*Raw records*.
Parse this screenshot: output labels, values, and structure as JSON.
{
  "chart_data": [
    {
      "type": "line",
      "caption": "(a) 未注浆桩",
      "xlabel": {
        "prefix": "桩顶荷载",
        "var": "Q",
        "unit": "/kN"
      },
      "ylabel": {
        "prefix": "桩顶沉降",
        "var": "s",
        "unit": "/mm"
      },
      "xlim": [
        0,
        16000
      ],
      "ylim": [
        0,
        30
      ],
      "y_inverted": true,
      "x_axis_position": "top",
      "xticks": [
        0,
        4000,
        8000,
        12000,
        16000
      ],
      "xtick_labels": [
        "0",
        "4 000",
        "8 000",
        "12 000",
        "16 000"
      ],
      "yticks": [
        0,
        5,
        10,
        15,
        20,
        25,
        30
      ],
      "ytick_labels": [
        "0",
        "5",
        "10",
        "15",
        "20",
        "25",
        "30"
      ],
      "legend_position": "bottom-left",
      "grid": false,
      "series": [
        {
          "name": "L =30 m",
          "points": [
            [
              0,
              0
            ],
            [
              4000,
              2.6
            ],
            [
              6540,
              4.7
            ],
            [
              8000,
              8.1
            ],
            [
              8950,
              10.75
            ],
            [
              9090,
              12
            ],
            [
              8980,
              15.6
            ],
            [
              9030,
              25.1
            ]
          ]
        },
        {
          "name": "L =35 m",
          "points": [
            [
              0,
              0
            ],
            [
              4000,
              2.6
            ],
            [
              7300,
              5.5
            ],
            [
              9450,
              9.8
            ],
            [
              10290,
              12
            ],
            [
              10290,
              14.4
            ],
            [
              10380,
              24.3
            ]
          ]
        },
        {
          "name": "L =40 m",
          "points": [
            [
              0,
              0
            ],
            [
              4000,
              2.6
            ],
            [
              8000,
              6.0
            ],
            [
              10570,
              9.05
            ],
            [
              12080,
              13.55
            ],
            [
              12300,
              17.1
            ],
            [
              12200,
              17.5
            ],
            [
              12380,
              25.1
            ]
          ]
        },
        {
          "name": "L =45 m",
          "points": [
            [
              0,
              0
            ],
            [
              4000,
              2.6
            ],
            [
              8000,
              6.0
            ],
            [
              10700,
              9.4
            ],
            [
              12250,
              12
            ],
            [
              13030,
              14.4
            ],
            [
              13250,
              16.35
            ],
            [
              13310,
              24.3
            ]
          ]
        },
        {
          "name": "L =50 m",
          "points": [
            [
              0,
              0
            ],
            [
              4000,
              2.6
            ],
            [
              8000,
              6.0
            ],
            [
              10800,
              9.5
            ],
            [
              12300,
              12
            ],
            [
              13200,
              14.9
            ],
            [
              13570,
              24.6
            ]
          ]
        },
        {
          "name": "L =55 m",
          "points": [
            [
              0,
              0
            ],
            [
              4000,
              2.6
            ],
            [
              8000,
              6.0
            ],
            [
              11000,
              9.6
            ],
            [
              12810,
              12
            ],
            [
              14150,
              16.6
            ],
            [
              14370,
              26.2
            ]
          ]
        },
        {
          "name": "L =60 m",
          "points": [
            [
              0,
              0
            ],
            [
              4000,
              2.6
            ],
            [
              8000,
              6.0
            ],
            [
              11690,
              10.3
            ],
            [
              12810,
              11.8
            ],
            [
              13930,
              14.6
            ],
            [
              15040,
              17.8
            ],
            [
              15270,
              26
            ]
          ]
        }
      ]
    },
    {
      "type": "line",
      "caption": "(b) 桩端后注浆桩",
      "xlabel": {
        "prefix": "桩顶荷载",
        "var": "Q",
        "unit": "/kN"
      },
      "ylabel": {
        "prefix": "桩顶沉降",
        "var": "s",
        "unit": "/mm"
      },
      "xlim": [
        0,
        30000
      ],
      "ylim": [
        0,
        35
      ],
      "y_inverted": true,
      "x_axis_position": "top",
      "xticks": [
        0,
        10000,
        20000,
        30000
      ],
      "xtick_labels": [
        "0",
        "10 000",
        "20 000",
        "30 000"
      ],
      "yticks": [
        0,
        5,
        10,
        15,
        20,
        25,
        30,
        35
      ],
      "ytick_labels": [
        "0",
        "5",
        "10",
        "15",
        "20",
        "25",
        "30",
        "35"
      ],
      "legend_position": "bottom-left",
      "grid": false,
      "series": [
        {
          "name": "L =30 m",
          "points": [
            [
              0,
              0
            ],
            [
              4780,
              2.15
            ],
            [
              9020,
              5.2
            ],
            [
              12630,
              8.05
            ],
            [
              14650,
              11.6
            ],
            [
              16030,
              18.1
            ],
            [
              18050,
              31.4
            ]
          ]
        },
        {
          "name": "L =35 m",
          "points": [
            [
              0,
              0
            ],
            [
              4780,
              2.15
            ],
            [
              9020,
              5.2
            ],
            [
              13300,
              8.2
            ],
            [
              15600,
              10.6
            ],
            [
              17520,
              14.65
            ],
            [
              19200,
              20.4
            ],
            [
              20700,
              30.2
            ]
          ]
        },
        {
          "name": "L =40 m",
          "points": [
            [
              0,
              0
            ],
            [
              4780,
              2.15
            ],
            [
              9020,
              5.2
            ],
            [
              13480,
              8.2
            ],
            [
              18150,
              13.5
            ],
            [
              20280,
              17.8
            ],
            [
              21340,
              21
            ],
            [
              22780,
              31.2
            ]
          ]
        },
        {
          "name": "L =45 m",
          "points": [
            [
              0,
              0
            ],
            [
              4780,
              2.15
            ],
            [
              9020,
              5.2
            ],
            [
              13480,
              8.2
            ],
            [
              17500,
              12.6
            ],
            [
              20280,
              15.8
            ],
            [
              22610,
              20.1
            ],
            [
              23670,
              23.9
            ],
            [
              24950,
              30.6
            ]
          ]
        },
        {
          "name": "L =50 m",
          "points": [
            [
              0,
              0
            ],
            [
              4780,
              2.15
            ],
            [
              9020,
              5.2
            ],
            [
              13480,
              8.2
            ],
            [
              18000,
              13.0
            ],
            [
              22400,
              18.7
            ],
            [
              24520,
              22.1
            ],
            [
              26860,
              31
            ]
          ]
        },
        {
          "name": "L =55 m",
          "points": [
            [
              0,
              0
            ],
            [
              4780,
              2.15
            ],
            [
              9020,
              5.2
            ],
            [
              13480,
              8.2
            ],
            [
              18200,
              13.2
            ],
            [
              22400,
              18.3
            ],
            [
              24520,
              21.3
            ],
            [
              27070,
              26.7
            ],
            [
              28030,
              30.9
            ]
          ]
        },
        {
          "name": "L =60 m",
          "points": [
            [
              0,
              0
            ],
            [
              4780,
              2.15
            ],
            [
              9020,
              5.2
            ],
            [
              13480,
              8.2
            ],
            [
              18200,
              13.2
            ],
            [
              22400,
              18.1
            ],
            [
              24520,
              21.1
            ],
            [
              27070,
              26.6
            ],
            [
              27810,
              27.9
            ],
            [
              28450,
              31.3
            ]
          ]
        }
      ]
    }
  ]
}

*Problem*. All of the lines above must be returned exactly.

*Solution to this task*.
Parse this screenshot: output labels, values, and structure as JSON.
{
  "chart_data": [
    {
      "type": "line",
      "caption": "(a) 未注浆桩",
      "xlabel": {
        "prefix": "桩顶荷载",
        "var": "Q",
        "unit": "/kN"
      },
      "ylabel": {
        "prefix": "桩顶沉降",
        "var": "s",
        "unit": "/mm"
      },
      "xlim": [
        0,
        16000
      ],
      "ylim": [
        0,
        30
      ],
      "y_inverted": true,
      "x_axis_position": "top",
      "xticks": [
        0,
        4000,
        8000,
        12000,
        16000
      ],
      "xtick_labels": [
        "0",
        "4 000",
        "8 000",
        "12 000",
        "16 000"
      ],
      "yticks": [
        0,
        5,
        10,
        15,
        20,
        25,
        30
      ],
      "ytick_labels": [
        "0",
        "5",
        "10",
        "15",
        "20",
        "25",
        "30"
      ],
      "legend_position": "bottom-left",
      "grid": false,
      "series": [
        {
          "name": "L =30 m",
          "points": [
            [
              0,
              0
            ],
            [
              4000,
              2.6
            ],
            [
              6540,
              4.7
            ],
            [
              8000,
              8.1
            ],
            [
              8950,
              10.75
            ],
            [
              9090,
              12
            ],
            [
              8980,
              15.6
            ],
            [
              9030,
              25.1
            ]
          ]
        },
        {
          "name": "L =35 m",
          "points": [
            [
              0,
              0
            ],
            [
              4000,
              2.6
            ],
            [
              7300,
              5.5
            ],
            [
              9450,
              9.8
            ],
            [
              10290,
              12
            ],
            [
              10290,
              14.4
            ],
            [
              10380,
              24.3
            ]
          ]
        },
        {
          "name": "L =40 m",
          "points": [
            [
              0,
              0
            ],
            [
              4000,
              2.6
            ],
            [
              8000,
              6.0
            ],
            [
              10570,
              9.05
            ],
            [
              12080,
              13.55
            ],
            [
              12300,
              17.1
            ],
            [
              12200,
              17.5
            ],
            [
              12380,
              25.1
            ]
          ]
        },
        {
          "name": "L =45 m",
          "points": [
            [
              0,
              0
            ],
            [
              4000,
              2.6
            ],
            [
              8000,
              6.0
            ],
            [
              10700,
              9.4
            ],
            [
              12250,
              12
            ],
            [
              13030,
              14.4
            ],
            [
              13250,
              16.35
            ],
            [
              13310,
              24.3
            ]
          ]
        },
        {
          "name": "L =50 m",
          "points": [
            [
              0,
              0
            ],
            [
              4000,
              2.6
            ],
            [
              8000,
              6.0
            ],
            [
              10800,
              9.5
            ],
            [
              12300,
              12
            ],
            [
              13200,
              14.9
            ],
            [
              13570,
              24.6
            ]
          ]
        },
        {
          "name": "L =55 m",
          "points": [
            [
              0,
              0
            ],
            [
              4000,
              2.6
            ],
            [
              8000,
              6.0
            ],
            [
              11000,
              9.6
            ],
            [
              12810,
              12
            ],
            [
              14150,
              16.6
            ],
            [
              14370,
              26.2
            ]
          ]
        },
        {
          "name": "L =60 m",
          "points": [
            [
              0,
              0
            ],
            [
              4000,
              2.6
            ],
            [
              8000,
              6.0
            ],
            [
              11690,
              10.3
            ],
            [
              12810,
              11.8
            ],
            [
              13930,
              14.6
            ],
            [
              15040,
              17.8
            ],
            [
              15270,
              26
            ]
          ]
        }
      ]
    },
    {
      "type": "line",
      "caption": "(b) 桩端后注浆桩",
      "xlabel": {
        "prefix": "桩顶荷载",
        "var": "Q",
        "unit": "/kN"
      },
      "ylabel": {
        "prefix": "桩顶沉降",
        "var": "s",
        "unit": "/mm"
      },
      "xlim": [
        0,
        30000
      ],
      "ylim": [
        0,
        35
      ],
      "y_inverted": true,
      "x_axis_position": "top",
      "xticks": [
        0,
        10000,
        20000,
        30000
      ],
      "xtick_labels": [
        "0",
        "10 000",
        "20 000",
        "30 000"
      ],
      "yticks": [
        0,
        5,
        10,
        15,
        20,
        25,
        30,
        35
      ],
      "ytick_labels": [
        "0",
        "5",
        "10",
        "15",
        "20",
        "25",
        "30",
        "35"
      ],
      "legend_position": "bottom-left",
      "grid": false,
      "series": [
        {
          "name": "L =30 m",
          "points": [
            [
              0,
              0
            ],
            [
              4780,
              2.15
            ],
            [
              9020,
              5.2
            ],
            [
              12630,
              8.05
            ],
            [
              14650,
              11.6
            ],
            [
              16030,
              18.1
            ],
            [
              18050,
              31.4
            ]
          ]
        },
        {
          "name": "L =35 m",
          "points": [
            [
              0,
              0
            ],
            [
              4780,
              2.15
            ],
            [
              9020,
              5.2
            ],
            [
              13300,
              8.2
            ],
            [
              15600,
              10.6
            ],
            [
              17520,
              14.65
            ],
            [
              19200,
              20.4
            ],
            [
              20700,
              30.2
            ]
          ]
        },
        {
          "name": "L =40 m",
          "points": [
            [
              0,
              0
            ],
            [
              4780,
              2.15
            ],
            [
              9020,
              5.2
            ],
            [
              13480,
              8.2
            ],
            [
              18150,
              13.5
            ],
            [
              20280,
              17.8
            ],
            [
              21340,
              21
            ],
            [
              22780,
              31.2
            ]
          ]
        },
        {
          "name": "L =45 m",
          "points": [
            [
              0,
              0
            ],
            [
              4780,
              2.15
            ],
            [
              9020,
              5.2
            ],
            [
              13480,
              8.2
            ],
            [
              17500,
              12.6
            ],
            [
              20280,
              15.8
            ],
            [
              22610,
              20.1
            ],
            [
              23670,
              23.9
            ],
            [
              24950,
              30.6
            ]
          ]
        },
        {
          "name": "L =50 m",
          "points": [
            [
              0,
              0
            ],
            [
              4780,
              2.15
            ],
            [
              9020,
              5.2
            ],
            [
              13480,
              8.2
            ],
            [
              18000,
              13.0
            ],
            [
              22400,
              18.7
            ],
            [
              24520,
              22.1
            ],
            [
              26860,
              31
            ]
          ]
        },
        {
          "name": "L =55 m",
          "points": [
            [
              0,
              0
            ],
            [
              4780,
              2.15
            ],
            [
              9020,
              5.2
            ],
            [
              13480,
              8.2
            ],
            [
              18200,
              13.2
            ],
            [
              22400,
              18.3
            ],
            [
              24520,
              21.3
            ],
            [
              27070,
              26.7
            ],
            [
              28030,
              30.9
            ]
          ]
        },
        {
          "name": "L =60 m",
          "points": [
            [
              0,
              0
            ],
            [
              4780,
              2.15
            ],
            [
              9020,
              5.2
            ],
            [
              13480,
              8.2
            ],
            [
              18200,
              13.2
            ],
            [
              22400,
              18.1
            ],
            [
              24520,
              21.1
            ],
            [
              27070,
              26.6
            ],
            [
              27810,
              27.9
            ],
            [
              28450,
              31.3
            ]
          ]
        }
      ]
    }
  ]
}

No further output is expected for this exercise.